■ TASK DESCRIPTION: For the listing below, give the count of lines containing "Negros", and no other text.

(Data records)

• • • • • • •

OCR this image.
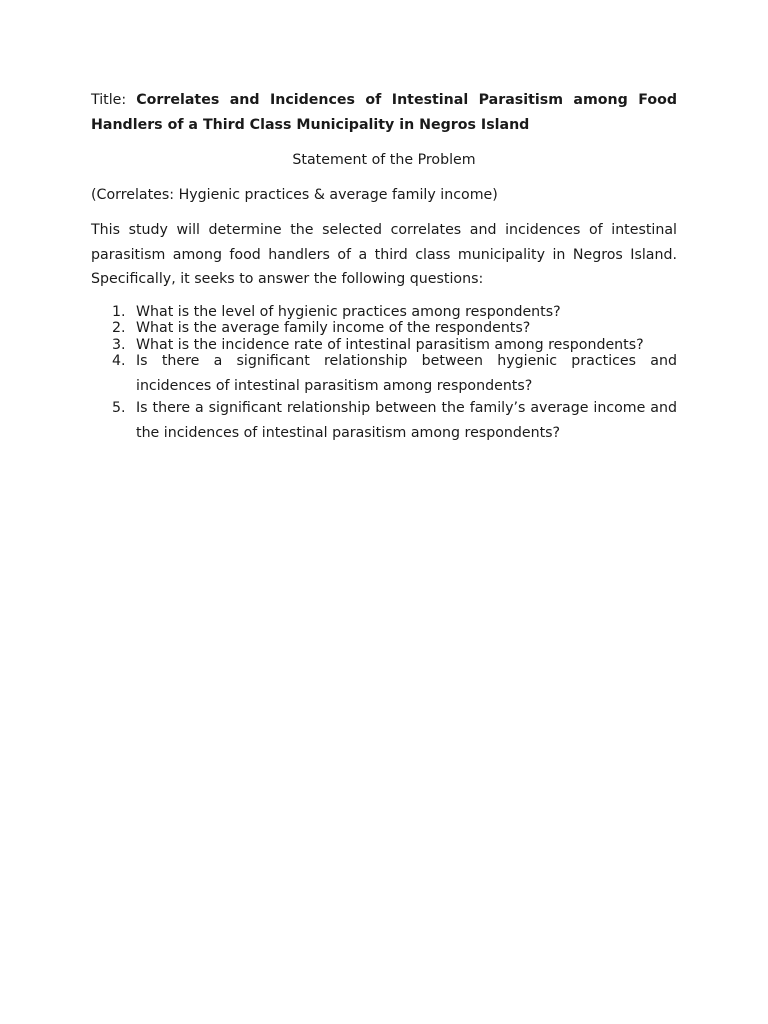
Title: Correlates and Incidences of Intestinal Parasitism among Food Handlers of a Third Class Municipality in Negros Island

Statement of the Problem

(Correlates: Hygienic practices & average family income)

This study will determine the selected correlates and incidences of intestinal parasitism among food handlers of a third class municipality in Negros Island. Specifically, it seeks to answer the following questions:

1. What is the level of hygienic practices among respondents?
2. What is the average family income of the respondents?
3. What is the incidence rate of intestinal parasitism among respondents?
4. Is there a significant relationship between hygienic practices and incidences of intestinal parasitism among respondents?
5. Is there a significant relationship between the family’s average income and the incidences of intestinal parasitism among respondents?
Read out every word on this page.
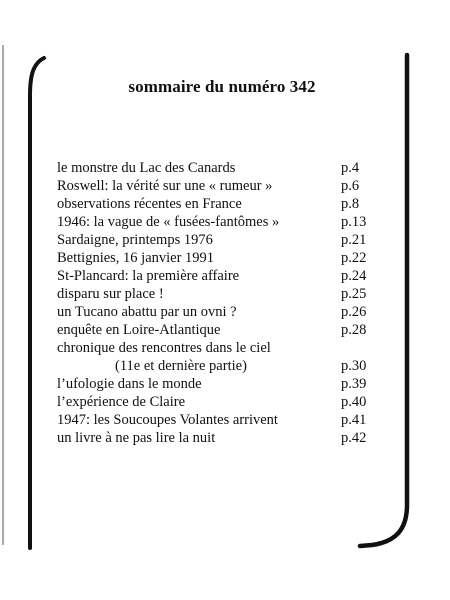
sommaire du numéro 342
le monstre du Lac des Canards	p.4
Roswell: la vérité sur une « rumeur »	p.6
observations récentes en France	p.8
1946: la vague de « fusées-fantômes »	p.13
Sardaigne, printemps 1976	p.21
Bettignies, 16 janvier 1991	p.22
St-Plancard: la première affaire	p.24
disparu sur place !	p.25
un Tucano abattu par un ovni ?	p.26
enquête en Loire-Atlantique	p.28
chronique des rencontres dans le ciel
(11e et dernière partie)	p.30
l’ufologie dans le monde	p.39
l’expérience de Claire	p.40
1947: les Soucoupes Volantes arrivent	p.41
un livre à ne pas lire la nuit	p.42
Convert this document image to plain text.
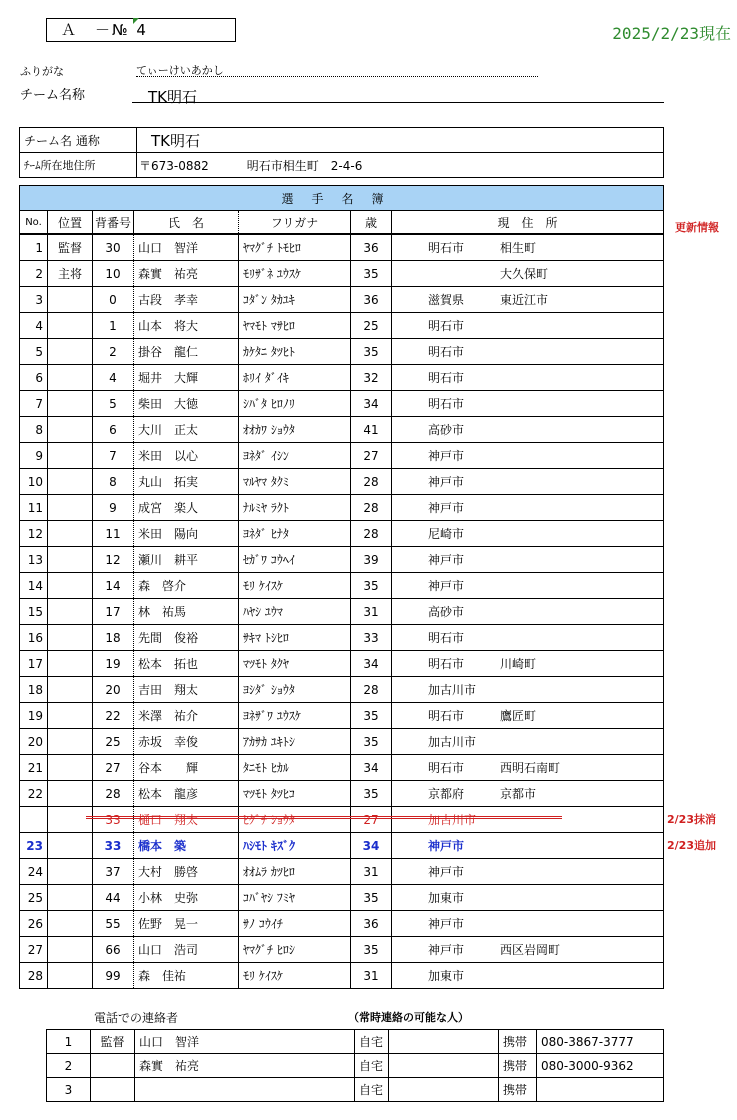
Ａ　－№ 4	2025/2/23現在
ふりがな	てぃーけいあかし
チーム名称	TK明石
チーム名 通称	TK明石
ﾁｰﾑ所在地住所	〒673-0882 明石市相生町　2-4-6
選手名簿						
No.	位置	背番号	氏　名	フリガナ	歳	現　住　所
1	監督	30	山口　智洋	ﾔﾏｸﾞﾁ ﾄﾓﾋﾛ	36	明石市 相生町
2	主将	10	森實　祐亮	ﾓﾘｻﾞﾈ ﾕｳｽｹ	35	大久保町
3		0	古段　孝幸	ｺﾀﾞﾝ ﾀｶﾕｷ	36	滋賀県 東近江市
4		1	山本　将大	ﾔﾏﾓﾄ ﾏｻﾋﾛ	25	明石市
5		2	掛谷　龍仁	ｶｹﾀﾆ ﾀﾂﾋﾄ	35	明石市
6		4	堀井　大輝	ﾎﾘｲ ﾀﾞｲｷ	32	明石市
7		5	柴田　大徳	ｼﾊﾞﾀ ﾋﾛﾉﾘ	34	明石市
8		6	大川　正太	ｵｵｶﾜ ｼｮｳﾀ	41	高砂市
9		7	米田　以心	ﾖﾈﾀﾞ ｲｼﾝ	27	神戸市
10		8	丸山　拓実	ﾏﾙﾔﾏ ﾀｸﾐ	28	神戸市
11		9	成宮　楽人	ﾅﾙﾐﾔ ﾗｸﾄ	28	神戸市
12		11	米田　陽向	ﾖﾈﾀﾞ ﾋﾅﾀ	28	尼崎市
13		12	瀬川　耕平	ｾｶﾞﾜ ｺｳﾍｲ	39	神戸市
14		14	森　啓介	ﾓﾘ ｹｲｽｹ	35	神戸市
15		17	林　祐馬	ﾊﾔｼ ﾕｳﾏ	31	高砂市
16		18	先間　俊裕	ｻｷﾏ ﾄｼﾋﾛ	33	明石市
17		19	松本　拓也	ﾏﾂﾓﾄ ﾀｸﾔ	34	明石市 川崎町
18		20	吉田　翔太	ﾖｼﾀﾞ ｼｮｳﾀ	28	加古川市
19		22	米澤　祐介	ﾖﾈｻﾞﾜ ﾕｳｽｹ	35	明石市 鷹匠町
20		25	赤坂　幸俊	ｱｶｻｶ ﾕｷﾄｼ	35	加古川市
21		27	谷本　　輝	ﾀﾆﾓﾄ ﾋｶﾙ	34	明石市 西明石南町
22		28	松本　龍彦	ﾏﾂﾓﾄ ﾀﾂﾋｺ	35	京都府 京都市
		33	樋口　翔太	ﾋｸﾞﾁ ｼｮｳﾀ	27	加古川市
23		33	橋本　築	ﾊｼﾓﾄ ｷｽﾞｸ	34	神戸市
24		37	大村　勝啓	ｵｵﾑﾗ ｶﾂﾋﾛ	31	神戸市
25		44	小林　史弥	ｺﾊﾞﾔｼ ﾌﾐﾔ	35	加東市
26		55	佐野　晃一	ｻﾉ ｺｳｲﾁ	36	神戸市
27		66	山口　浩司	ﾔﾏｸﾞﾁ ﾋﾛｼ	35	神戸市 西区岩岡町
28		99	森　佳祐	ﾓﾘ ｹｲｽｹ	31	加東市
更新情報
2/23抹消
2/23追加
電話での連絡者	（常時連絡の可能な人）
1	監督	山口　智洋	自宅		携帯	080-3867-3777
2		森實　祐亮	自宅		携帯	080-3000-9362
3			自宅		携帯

• • • • • • •

■ WRITTEN RESPONSE: 2